Records provided:
----

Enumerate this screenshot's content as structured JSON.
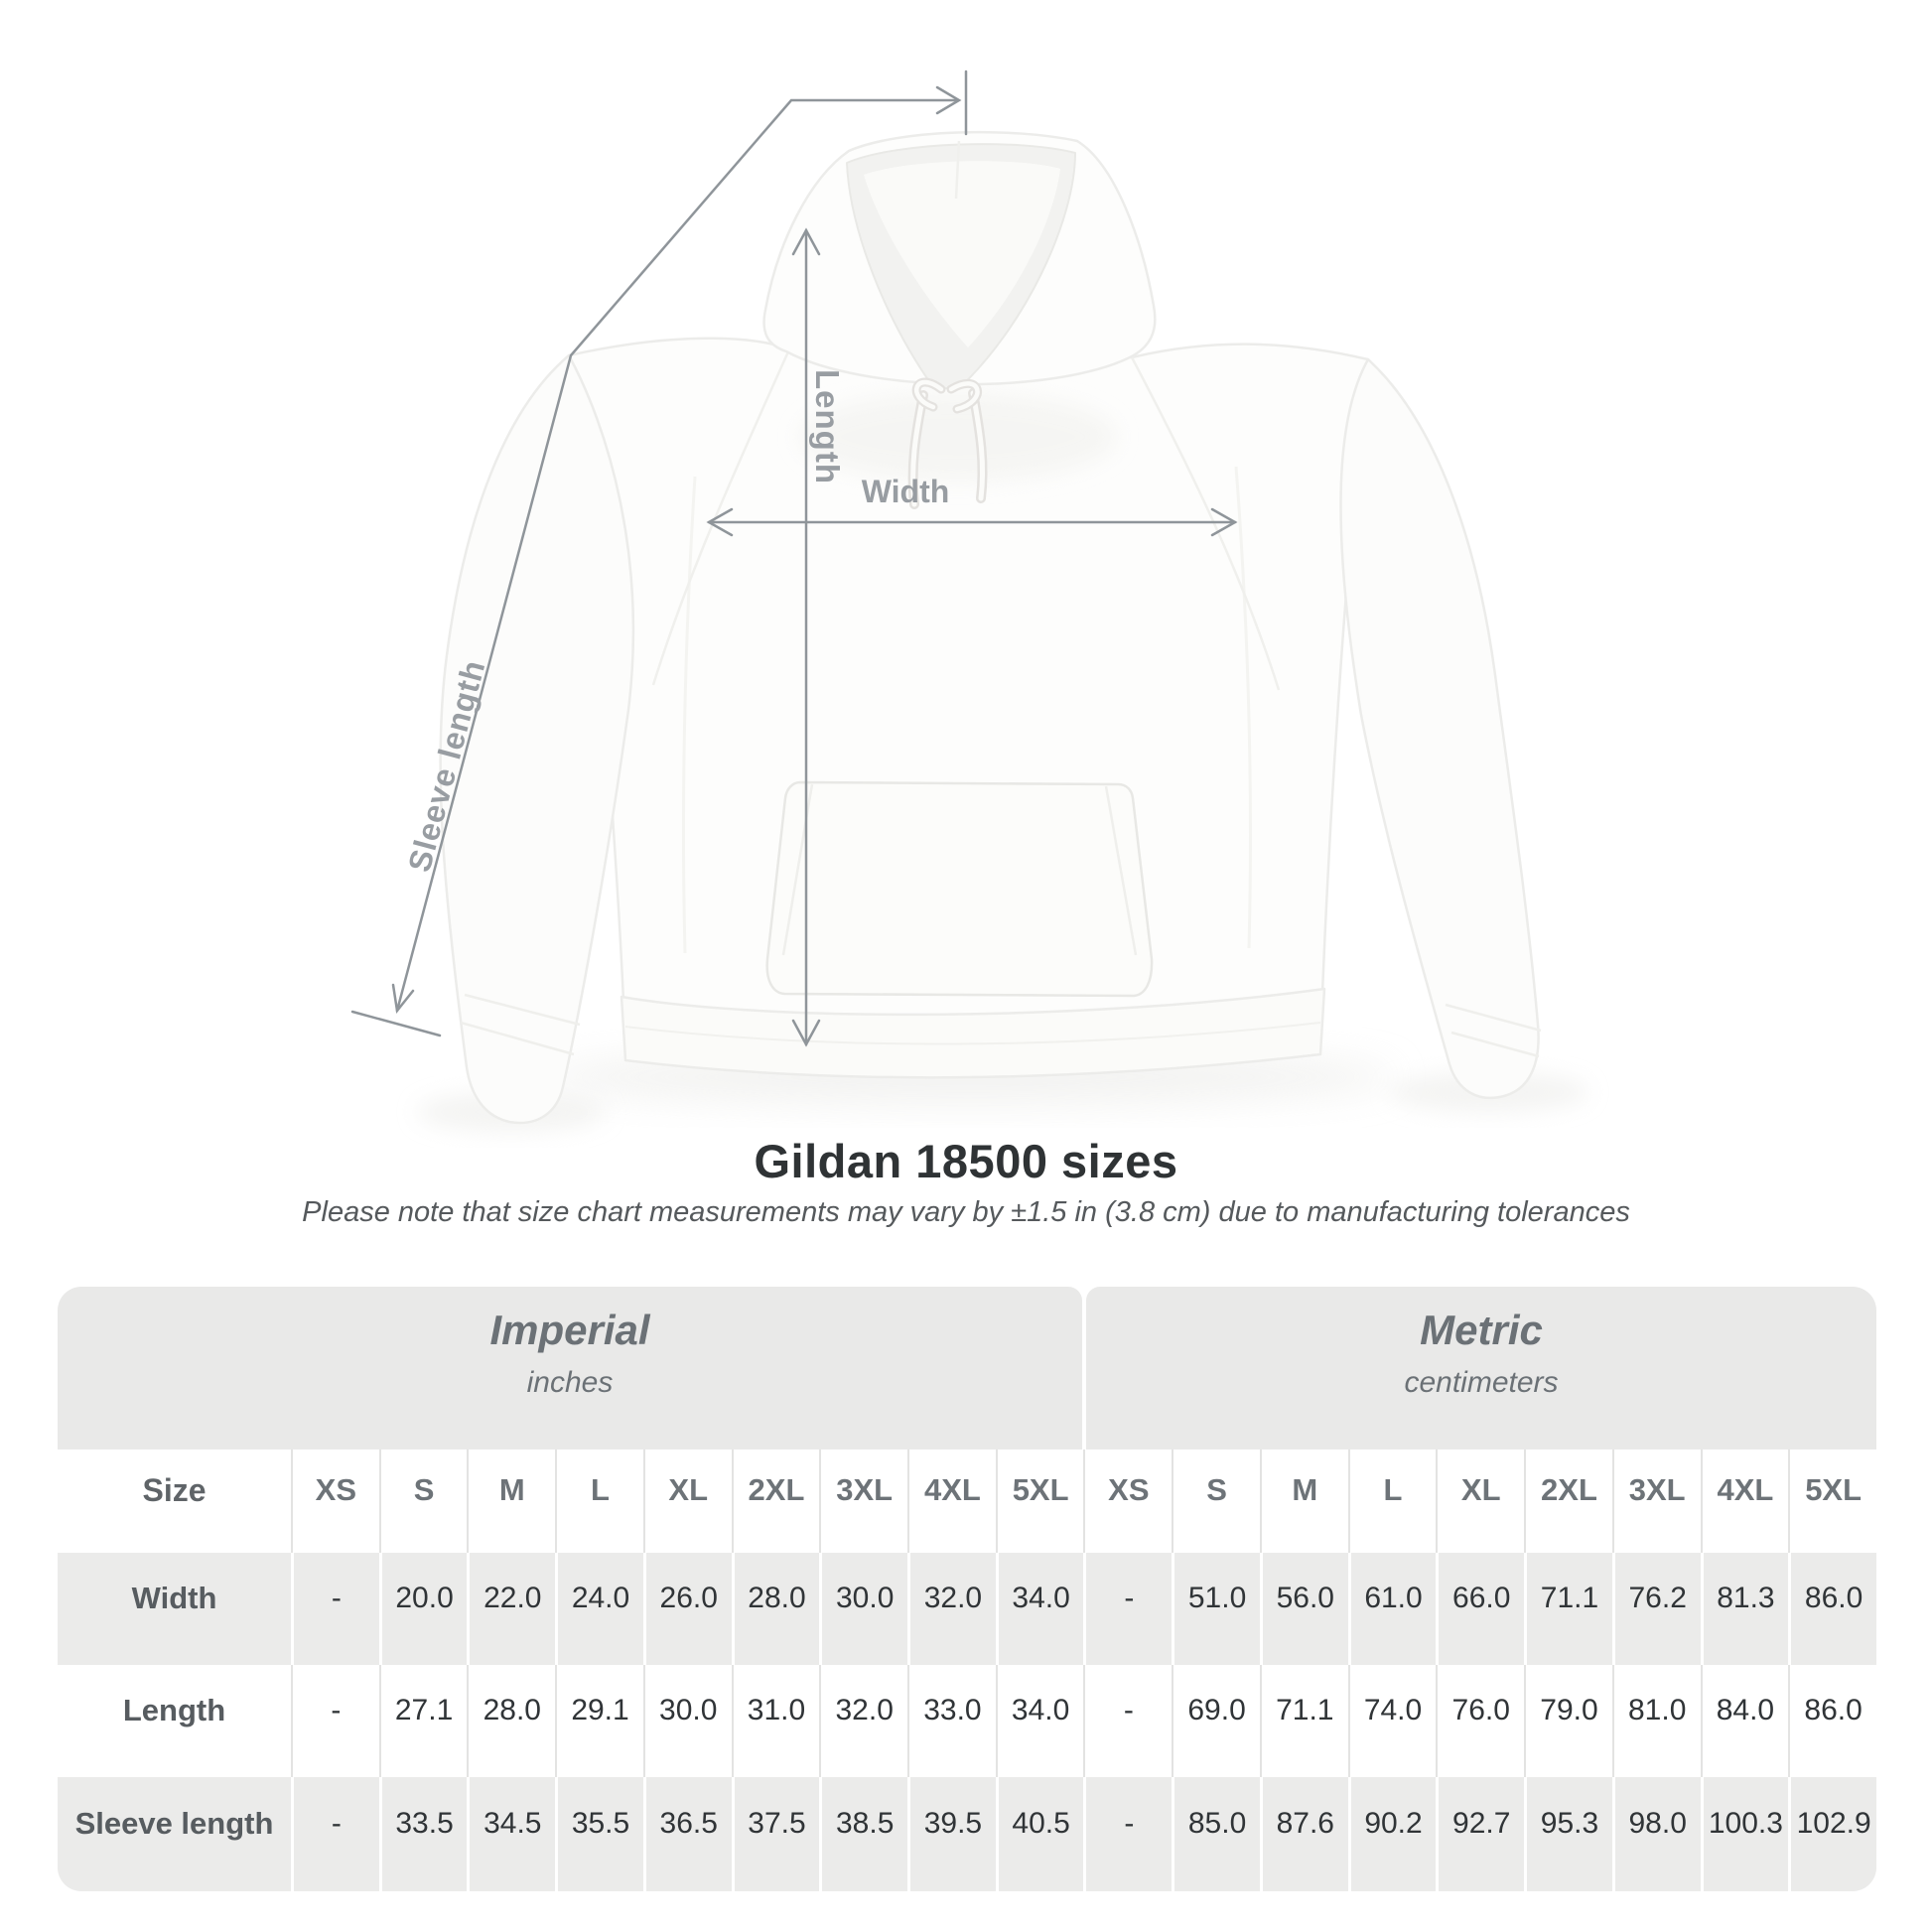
{
  "diagram": {
    "labels": {
      "length": "Length",
      "width": "Width",
      "sleeve": "Sleeve length"
    }
  },
  "chart_data": {
    "type": "table",
    "title": "Gildan 18500 sizes",
    "subtitle": "Please note that size chart measurements may vary by ±1.5 in (3.8 cm) due to manufacturing tolerances",
    "size_header": "Size",
    "sizes": [
      "XS",
      "S",
      "M",
      "L",
      "XL",
      "2XL",
      "3XL",
      "4XL",
      "5XL"
    ],
    "unit_groups": [
      {
        "label": "Imperial",
        "sublabel": "inches"
      },
      {
        "label": "Metric",
        "sublabel": "centimeters"
      }
    ],
    "rows": [
      {
        "label": "Width",
        "imperial": [
          "-",
          "20.0",
          "22.0",
          "24.0",
          "26.0",
          "28.0",
          "30.0",
          "32.0",
          "34.0"
        ],
        "metric": [
          "-",
          "51.0",
          "56.0",
          "61.0",
          "66.0",
          "71.1",
          "76.2",
          "81.3",
          "86.0"
        ]
      },
      {
        "label": "Length",
        "imperial": [
          "-",
          "27.1",
          "28.0",
          "29.1",
          "30.0",
          "31.0",
          "32.0",
          "33.0",
          "34.0"
        ],
        "metric": [
          "-",
          "69.0",
          "71.1",
          "74.0",
          "76.0",
          "79.0",
          "81.0",
          "84.0",
          "86.0"
        ]
      },
      {
        "label": "Sleeve length",
        "imperial": [
          "-",
          "33.5",
          "34.5",
          "35.5",
          "36.5",
          "37.5",
          "38.5",
          "39.5",
          "40.5"
        ],
        "metric": [
          "-",
          "85.0",
          "87.6",
          "90.2",
          "92.7",
          "95.3",
          "98.0",
          "100.3",
          "102.9"
        ]
      }
    ],
    "layout": {
      "grid": false,
      "stripe_color": "#ebebea",
      "band_color": "#e9e9e8"
    }
  },
  "colors": {
    "measurement_line": "#8f959a",
    "measurement_label": "#989da2",
    "title_text": "#2f3335",
    "band_background": "#e9e9e8",
    "row_stripe": "#ebebea",
    "data_text": "#303437"
  }
}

----

Copy the listing over exactly, skipping the pictures it holds.

Task response:
Enumerate this screenshot's content as structured JSON.
{
  "diagram": {
    "labels": {
      "length": "Length",
      "width": "Width",
      "sleeve": "Sleeve length"
    }
  },
  "chart_data": {
    "type": "table",
    "title": "Gildan 18500 sizes",
    "subtitle": "Please note that size chart measurements may vary by ±1.5 in (3.8 cm) due to manufacturing tolerances",
    "size_header": "Size",
    "sizes": [
      "XS",
      "S",
      "M",
      "L",
      "XL",
      "2XL",
      "3XL",
      "4XL",
      "5XL"
    ],
    "unit_groups": [
      {
        "label": "Imperial",
        "sublabel": "inches"
      },
      {
        "label": "Metric",
        "sublabel": "centimeters"
      }
    ],
    "rows": [
      {
        "label": "Width",
        "imperial": [
          "-",
          "20.0",
          "22.0",
          "24.0",
          "26.0",
          "28.0",
          "30.0",
          "32.0",
          "34.0"
        ],
        "metric": [
          "-",
          "51.0",
          "56.0",
          "61.0",
          "66.0",
          "71.1",
          "76.2",
          "81.3",
          "86.0"
        ]
      },
      {
        "label": "Length",
        "imperial": [
          "-",
          "27.1",
          "28.0",
          "29.1",
          "30.0",
          "31.0",
          "32.0",
          "33.0",
          "34.0"
        ],
        "metric": [
          "-",
          "69.0",
          "71.1",
          "74.0",
          "76.0",
          "79.0",
          "81.0",
          "84.0",
          "86.0"
        ]
      },
      {
        "label": "Sleeve length",
        "imperial": [
          "-",
          "33.5",
          "34.5",
          "35.5",
          "36.5",
          "37.5",
          "38.5",
          "39.5",
          "40.5"
        ],
        "metric": [
          "-",
          "85.0",
          "87.6",
          "90.2",
          "92.7",
          "95.3",
          "98.0",
          "100.3",
          "102.9"
        ]
      }
    ],
    "layout": {
      "grid": false,
      "stripe_color": "#ebebea",
      "band_color": "#e9e9e8"
    }
  },
  "colors": {
    "measurement_line": "#8f959a",
    "measurement_label": "#989da2",
    "title_text": "#2f3335",
    "band_background": "#e9e9e8",
    "row_stripe": "#ebebea",
    "data_text": "#303437"
  }
}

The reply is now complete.